→ **WORK REQUIRED**: All lines below must be repeated exactly, with the pictures omitted.

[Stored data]
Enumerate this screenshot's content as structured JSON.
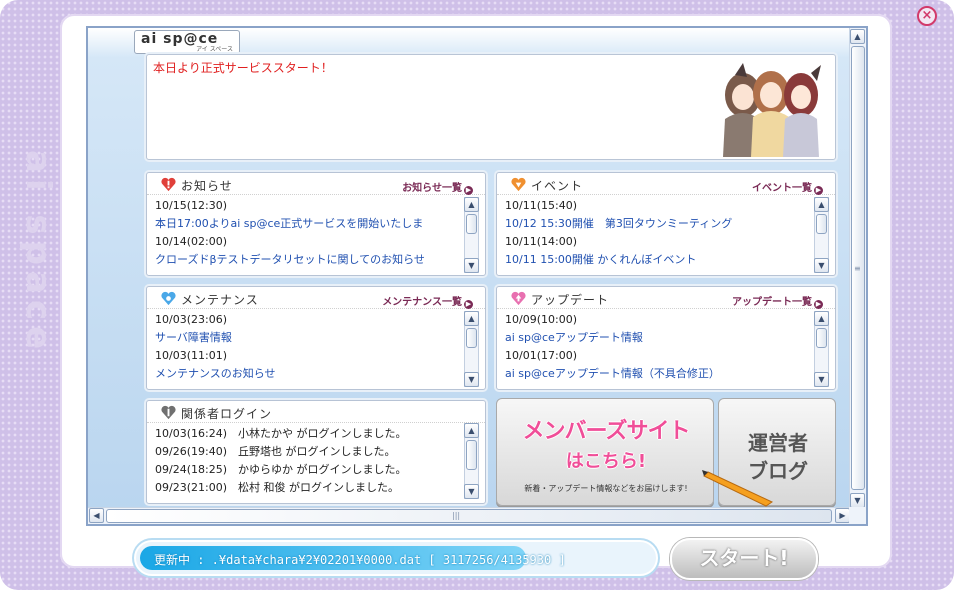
{
  "window": {
    "close_glyph": "×",
    "side_logo": "ai space"
  },
  "logo": {
    "main": "ai sp@ce",
    "sub": "アイ スペース"
  },
  "banner": {
    "message": "本日より正式サービススタート！"
  },
  "panels": {
    "news": {
      "title": "お知らせ",
      "more": "お知らせ一覧",
      "icon": "heart-exclaim-icon",
      "color": "#e0403a",
      "items": [
        {
          "date": "10/15(12:30)",
          "text": "本日17:00よりai sp@ce正式サービスを開始いたしま"
        },
        {
          "date": "10/14(02:00)",
          "text": "クローズドβテストデータリセットに関してのお知らせ"
        }
      ]
    },
    "event": {
      "title": "イベント",
      "more": "イベント一覧",
      "icon": "heart-event-icon",
      "color": "#f09030",
      "items": [
        {
          "date": "10/11(15:40)",
          "text": "10/12 15:30開催　第3回タウンミーティング"
        },
        {
          "date": "10/11(14:00)",
          "text": "10/11 15:00開催 かくれんぼイベント"
        }
      ]
    },
    "maintenance": {
      "title": "メンテナンス",
      "more": "メンテナンス一覧",
      "icon": "heart-maint-icon",
      "color": "#4aa8e8",
      "items": [
        {
          "date": "10/03(23:06)",
          "text": "サーバ障害情報"
        },
        {
          "date": "10/03(11:01)",
          "text": "メンテナンスのお知らせ"
        }
      ]
    },
    "update": {
      "title": "アップデート",
      "more": "アップデート一覧",
      "icon": "heart-update-icon",
      "color": "#e870b0",
      "items": [
        {
          "date": "10/09(10:00)",
          "text": "ai sp@ceアップデート情報"
        },
        {
          "date": "10/01(17:00)",
          "text": "ai sp@ceアップデート情報（不具合修正）"
        }
      ]
    },
    "login": {
      "title": "関係者ログイン",
      "icon": "heart-login-icon",
      "color": "#707070",
      "items": [
        "10/03(16:24)　小林たかや がログインしました。",
        "09/26(19:40)　丘野塔也 がログインしました。",
        "09/24(18:25)　かゆらゆか がログインしました。",
        "09/23(21:00)　松村 和俊 がログインしました。"
      ]
    }
  },
  "members_button": {
    "title": "メンバーズサイト",
    "sub": "はこちら!",
    "note": "新着・アップデート情報などをお届けします!"
  },
  "blog_button": {
    "line1": "運営者",
    "line2": "ブログ"
  },
  "status": {
    "text": "更新中 : .¥data¥chara¥2¥02201¥0000.dat [ 3117256/4135930 ]",
    "progress": 0.754
  },
  "start_button": {
    "label": "スタート!"
  }
}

→ **ANSWER BELOW**:
Enumerate this screenshot's content as structured JSON.
{
  "window": {
    "close_glyph": "×",
    "side_logo": "ai space"
  },
  "logo": {
    "main": "ai sp@ce",
    "sub": "アイ スペース"
  },
  "banner": {
    "message": "本日より正式サービススタート！"
  },
  "panels": {
    "news": {
      "title": "お知らせ",
      "more": "お知らせ一覧",
      "icon": "heart-exclaim-icon",
      "color": "#e0403a",
      "items": [
        {
          "date": "10/15(12:30)",
          "text": "本日17:00よりai sp@ce正式サービスを開始いたしま"
        },
        {
          "date": "10/14(02:00)",
          "text": "クローズドβテストデータリセットに関してのお知らせ"
        }
      ]
    },
    "event": {
      "title": "イベント",
      "more": "イベント一覧",
      "icon": "heart-event-icon",
      "color": "#f09030",
      "items": [
        {
          "date": "10/11(15:40)",
          "text": "10/12 15:30開催　第3回タウンミーティング"
        },
        {
          "date": "10/11(14:00)",
          "text": "10/11 15:00開催 かくれんぼイベント"
        }
      ]
    },
    "maintenance": {
      "title": "メンテナンス",
      "more": "メンテナンス一覧",
      "icon": "heart-maint-icon",
      "color": "#4aa8e8",
      "items": [
        {
          "date": "10/03(23:06)",
          "text": "サーバ障害情報"
        },
        {
          "date": "10/03(11:01)",
          "text": "メンテナンスのお知らせ"
        }
      ]
    },
    "update": {
      "title": "アップデート",
      "more": "アップデート一覧",
      "icon": "heart-update-icon",
      "color": "#e870b0",
      "items": [
        {
          "date": "10/09(10:00)",
          "text": "ai sp@ceアップデート情報"
        },
        {
          "date": "10/01(17:00)",
          "text": "ai sp@ceアップデート情報（不具合修正）"
        }
      ]
    },
    "login": {
      "title": "関係者ログイン",
      "icon": "heart-login-icon",
      "color": "#707070",
      "items": [
        "10/03(16:24)　小林たかや がログインしました。",
        "09/26(19:40)　丘野塔也 がログインしました。",
        "09/24(18:25)　かゆらゆか がログインしました。",
        "09/23(21:00)　松村 和俊 がログインしました。"
      ]
    }
  },
  "members_button": {
    "title": "メンバーズサイト",
    "sub": "はこちら!",
    "note": "新着・アップデート情報などをお届けします!"
  },
  "blog_button": {
    "line1": "運営者",
    "line2": "ブログ"
  },
  "status": {
    "text": "更新中 : .¥data¥chara¥2¥02201¥0000.dat [ 3117256/4135930 ]",
    "progress": 0.754
  },
  "start_button": {
    "label": "スタート!"
  }
}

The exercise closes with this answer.